■ The problem ■
Each line containing the word "background" must be collected.

(Data items)

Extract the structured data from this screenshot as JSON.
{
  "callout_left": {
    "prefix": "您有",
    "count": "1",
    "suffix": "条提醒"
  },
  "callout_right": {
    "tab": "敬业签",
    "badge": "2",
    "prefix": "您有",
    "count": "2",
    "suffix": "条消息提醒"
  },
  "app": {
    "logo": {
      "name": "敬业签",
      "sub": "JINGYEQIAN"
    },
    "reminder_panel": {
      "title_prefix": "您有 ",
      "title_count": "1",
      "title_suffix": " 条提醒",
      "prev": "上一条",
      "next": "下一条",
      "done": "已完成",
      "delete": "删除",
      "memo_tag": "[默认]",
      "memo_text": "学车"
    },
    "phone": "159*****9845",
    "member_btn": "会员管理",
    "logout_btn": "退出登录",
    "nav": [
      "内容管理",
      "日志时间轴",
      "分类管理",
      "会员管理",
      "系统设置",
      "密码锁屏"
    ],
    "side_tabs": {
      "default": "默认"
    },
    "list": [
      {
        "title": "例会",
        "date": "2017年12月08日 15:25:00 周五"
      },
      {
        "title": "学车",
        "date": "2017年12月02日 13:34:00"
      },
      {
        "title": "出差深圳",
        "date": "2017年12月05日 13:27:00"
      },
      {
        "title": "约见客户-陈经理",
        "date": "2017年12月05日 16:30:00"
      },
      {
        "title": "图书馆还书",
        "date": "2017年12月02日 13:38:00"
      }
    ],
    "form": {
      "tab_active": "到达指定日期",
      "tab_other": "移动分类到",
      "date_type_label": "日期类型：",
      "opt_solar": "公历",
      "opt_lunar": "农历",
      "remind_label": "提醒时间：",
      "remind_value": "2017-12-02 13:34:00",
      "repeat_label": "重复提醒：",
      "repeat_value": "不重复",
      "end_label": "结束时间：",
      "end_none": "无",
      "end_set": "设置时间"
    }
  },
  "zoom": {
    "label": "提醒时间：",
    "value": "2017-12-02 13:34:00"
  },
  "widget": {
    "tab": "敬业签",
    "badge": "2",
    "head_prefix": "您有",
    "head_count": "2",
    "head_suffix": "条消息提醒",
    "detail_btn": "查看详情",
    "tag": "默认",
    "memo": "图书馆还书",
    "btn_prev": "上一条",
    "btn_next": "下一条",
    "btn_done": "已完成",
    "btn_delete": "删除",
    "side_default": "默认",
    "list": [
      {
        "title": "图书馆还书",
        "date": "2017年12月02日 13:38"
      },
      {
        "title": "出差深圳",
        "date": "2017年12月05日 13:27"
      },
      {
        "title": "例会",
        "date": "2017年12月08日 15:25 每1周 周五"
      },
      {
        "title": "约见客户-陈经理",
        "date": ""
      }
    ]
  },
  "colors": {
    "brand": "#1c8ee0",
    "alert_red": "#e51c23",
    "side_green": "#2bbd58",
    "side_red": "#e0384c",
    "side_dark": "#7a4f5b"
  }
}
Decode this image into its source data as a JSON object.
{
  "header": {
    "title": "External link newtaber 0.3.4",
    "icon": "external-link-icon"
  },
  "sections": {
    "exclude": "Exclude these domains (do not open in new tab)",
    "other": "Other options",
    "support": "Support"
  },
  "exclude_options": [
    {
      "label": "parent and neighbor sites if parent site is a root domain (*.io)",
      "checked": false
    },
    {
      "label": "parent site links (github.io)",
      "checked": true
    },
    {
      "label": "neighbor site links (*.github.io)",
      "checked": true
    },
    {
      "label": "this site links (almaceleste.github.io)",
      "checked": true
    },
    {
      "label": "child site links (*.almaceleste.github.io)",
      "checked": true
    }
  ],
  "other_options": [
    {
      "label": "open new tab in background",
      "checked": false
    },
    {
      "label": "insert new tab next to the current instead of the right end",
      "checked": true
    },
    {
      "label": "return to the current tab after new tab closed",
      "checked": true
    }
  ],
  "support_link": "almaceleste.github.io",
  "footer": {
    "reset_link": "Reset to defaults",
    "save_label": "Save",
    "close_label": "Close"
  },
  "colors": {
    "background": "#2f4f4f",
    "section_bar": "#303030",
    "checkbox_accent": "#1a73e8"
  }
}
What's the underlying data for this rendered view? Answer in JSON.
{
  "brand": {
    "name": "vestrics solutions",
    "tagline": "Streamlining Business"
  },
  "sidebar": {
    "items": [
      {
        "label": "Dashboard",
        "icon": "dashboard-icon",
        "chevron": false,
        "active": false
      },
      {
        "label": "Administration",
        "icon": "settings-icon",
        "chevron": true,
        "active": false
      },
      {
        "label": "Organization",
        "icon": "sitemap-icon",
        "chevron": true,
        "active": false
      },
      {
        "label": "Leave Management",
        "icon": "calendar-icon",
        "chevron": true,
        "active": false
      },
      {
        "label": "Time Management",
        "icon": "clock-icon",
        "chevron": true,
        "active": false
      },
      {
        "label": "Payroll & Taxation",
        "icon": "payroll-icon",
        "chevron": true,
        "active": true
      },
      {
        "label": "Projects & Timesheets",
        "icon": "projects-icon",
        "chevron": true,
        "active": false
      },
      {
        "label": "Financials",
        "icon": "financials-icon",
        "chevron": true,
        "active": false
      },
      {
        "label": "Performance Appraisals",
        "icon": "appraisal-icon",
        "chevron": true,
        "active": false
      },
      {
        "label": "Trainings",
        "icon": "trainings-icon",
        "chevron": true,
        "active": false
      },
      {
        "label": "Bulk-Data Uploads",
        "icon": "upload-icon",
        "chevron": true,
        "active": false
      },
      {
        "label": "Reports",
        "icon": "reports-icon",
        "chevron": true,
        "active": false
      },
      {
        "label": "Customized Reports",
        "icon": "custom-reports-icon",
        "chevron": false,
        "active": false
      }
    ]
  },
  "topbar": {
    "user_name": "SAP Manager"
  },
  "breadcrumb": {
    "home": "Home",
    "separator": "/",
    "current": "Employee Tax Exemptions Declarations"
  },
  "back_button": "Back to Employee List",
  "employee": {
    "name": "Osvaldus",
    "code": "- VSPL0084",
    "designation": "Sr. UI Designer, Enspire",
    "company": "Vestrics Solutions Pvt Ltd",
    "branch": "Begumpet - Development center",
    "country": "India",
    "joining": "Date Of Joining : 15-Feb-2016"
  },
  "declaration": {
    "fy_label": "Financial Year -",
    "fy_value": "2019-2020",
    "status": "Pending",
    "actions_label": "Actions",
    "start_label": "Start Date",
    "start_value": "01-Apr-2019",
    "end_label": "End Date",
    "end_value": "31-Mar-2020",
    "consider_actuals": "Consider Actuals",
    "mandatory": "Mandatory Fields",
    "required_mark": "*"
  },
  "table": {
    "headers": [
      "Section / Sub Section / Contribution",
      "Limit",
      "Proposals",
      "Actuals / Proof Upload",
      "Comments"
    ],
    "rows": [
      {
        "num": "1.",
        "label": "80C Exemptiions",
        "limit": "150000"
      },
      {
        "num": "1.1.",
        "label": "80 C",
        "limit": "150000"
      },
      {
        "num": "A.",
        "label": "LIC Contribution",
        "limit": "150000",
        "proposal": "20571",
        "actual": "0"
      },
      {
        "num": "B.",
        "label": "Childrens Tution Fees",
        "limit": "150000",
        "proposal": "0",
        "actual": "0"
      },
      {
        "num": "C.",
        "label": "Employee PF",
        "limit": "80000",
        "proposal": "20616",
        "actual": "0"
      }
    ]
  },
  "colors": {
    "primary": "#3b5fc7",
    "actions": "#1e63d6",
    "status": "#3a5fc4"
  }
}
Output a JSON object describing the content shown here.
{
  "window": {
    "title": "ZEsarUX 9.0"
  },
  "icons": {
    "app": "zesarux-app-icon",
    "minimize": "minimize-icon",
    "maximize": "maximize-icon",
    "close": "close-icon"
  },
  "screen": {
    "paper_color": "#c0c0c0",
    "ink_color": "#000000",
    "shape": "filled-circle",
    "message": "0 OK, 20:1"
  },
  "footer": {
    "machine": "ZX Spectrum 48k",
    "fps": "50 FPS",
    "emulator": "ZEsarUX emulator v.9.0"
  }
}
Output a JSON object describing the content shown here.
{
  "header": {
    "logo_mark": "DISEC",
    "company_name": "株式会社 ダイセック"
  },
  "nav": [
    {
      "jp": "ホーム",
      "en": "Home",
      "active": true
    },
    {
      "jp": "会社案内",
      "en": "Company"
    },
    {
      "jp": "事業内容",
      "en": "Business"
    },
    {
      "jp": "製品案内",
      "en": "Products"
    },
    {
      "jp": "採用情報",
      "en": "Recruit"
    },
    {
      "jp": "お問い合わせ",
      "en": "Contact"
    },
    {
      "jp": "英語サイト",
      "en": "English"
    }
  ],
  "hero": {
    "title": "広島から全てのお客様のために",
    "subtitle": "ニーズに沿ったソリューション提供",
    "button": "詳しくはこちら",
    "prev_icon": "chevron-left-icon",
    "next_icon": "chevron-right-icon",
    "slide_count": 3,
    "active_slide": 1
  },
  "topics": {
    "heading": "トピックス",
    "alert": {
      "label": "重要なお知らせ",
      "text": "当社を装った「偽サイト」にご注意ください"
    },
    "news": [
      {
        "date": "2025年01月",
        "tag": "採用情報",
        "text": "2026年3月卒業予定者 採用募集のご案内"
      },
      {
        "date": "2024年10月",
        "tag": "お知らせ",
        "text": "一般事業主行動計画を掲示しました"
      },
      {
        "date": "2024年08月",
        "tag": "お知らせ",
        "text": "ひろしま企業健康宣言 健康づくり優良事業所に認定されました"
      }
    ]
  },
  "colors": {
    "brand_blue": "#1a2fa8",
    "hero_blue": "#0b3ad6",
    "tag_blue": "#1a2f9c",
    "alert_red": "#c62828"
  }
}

■ Response ■
      "label": "open new tab in background",
    "background": "#2f4f4f",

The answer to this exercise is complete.